- PROBLEM REQUIREMENTS: Output each line of the material exactly as it stands.

- DATA FOR PROCESSING:
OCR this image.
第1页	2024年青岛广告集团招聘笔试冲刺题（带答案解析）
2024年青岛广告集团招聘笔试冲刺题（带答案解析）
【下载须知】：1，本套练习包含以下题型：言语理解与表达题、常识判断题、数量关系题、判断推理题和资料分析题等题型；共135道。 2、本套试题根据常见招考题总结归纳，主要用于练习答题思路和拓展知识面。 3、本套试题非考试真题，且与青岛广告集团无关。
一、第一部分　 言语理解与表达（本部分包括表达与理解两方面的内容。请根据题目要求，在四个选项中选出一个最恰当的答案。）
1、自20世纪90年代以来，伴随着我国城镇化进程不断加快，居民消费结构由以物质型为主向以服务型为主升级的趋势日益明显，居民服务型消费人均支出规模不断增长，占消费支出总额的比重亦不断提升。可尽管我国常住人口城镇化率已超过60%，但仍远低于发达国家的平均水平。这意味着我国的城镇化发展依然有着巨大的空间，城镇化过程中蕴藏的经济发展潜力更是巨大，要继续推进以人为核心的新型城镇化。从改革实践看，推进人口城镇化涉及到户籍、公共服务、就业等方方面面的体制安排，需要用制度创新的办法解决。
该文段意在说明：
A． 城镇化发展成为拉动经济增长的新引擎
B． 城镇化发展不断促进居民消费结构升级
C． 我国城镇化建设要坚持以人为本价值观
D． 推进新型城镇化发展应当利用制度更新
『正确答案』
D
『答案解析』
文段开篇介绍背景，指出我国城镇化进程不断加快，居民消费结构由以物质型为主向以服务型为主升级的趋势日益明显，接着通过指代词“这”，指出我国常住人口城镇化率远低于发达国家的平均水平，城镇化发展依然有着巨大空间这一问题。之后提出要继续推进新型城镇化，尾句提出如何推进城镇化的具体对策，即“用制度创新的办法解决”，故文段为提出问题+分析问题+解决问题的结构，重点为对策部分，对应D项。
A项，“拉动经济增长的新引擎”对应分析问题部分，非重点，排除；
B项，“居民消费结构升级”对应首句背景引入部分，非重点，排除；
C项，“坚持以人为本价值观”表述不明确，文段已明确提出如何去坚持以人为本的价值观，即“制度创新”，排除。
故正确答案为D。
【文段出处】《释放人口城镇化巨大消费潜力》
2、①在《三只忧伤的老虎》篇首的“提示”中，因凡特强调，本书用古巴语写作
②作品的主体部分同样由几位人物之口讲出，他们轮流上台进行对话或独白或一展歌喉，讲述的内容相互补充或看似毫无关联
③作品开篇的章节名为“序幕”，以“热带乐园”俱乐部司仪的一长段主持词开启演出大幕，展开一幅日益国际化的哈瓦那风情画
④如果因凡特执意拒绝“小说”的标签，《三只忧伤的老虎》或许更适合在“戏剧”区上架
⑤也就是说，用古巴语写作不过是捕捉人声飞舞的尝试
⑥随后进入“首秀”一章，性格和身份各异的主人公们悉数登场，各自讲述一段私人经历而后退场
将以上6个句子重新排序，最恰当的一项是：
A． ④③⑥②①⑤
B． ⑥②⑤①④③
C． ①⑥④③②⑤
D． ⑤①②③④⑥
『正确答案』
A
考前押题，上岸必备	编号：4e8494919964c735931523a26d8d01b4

- REPLY TO THE EXERCISE:
OCR this image.
第1页	2024年青岛广告集团招聘笔试冲刺题（带答案解析）
2024年青岛广告集团招聘笔试冲刺题（带答案解析）
【下载须知】：1，本套练习包含以下题型：言语理解与表达题、常识判断题、数量关系题、判断推理题和资料分析题等题型；共135道。 2、本套试题根据常见招考题总结归纳，主要用于练习答题思路和拓展知识面。 3、本套试题非考试真题，且与青岛广告集团无关。
一、第一部分　 言语理解与表达（本部分包括表达与理解两方面的内容。请根据题目要求，在四个选项中选出一个最恰当的答案。）
1、自20世纪90年代以来，伴随着我国城镇化进程不断加快，居民消费结构由以物质型为主向以服务型为主升级的趋势日益明显，居民服务型消费人均支出规模不断增长，占消费支出总额的比重亦不断提升。可尽管我国常住人口城镇化率已超过60%，但仍远低于发达国家的平均水平。这意味着我国的城镇化发展依然有着巨大的空间，城镇化过程中蕴藏的经济发展潜力更是巨大，要继续推进以人为核心的新型城镇化。从改革实践看，推进人口城镇化涉及到户籍、公共服务、就业等方方面面的体制安排，需要用制度创新的办法解决。
该文段意在说明：
A． 城镇化发展成为拉动经济增长的新引擎
B． 城镇化发展不断促进居民消费结构升级
C． 我国城镇化建设要坚持以人为本价值观
D． 推进新型城镇化发展应当利用制度更新
『正确答案』
D
『答案解析』
文段开篇介绍背景，指出我国城镇化进程不断加快，居民消费结构由以物质型为主向以服务型为主升级的趋势日益明显，接着通过指代词“这”，指出我国常住人口城镇化率远低于发达国家的平均水平，城镇化发展依然有着巨大空间这一问题。之后提出要继续推进新型城镇化，尾句提出如何推进城镇化的具体对策，即“用制度创新的办法解决”，故文段为提出问题+分析问题+解决问题的结构，重点为对策部分，对应D项。
A项，“拉动经济增长的新引擎”对应分析问题部分，非重点，排除；
B项，“居民消费结构升级”对应首句背景引入部分，非重点，排除；
C项，“坚持以人为本价值观”表述不明确，文段已明确提出如何去坚持以人为本的价值观，即“制度创新”，排除。
故正确答案为D。
【文段出处】《释放人口城镇化巨大消费潜力》
2、①在《三只忧伤的老虎》篇首的“提示”中，因凡特强调，本书用古巴语写作
②作品的主体部分同样由几位人物之口讲出，他们轮流上台进行对话或独白或一展歌喉，讲述的内容相互补充或看似毫无关联
③作品开篇的章节名为“序幕”，以“热带乐园”俱乐部司仪的一长段主持词开启演出大幕，展开一幅日益国际化的哈瓦那风情画
④如果因凡特执意拒绝“小说”的标签，《三只忧伤的老虎》或许更适合在“戏剧”区上架
⑤也就是说，用古巴语写作不过是捕捉人声飞舞的尝试
⑥随后进入“首秀”一章，性格和身份各异的主人公们悉数登场，各自讲述一段私人经历而后退场
将以上6个句子重新排序，最恰当的一项是：
A． ④③⑥②①⑤
B． ⑥②⑤①④③
C． ①⑥④③②⑤
D． ⑤①②③④⑥
『正确答案』
A
考前押题，上岸必备	编号：4e8494919964c735931523a26d8d01b4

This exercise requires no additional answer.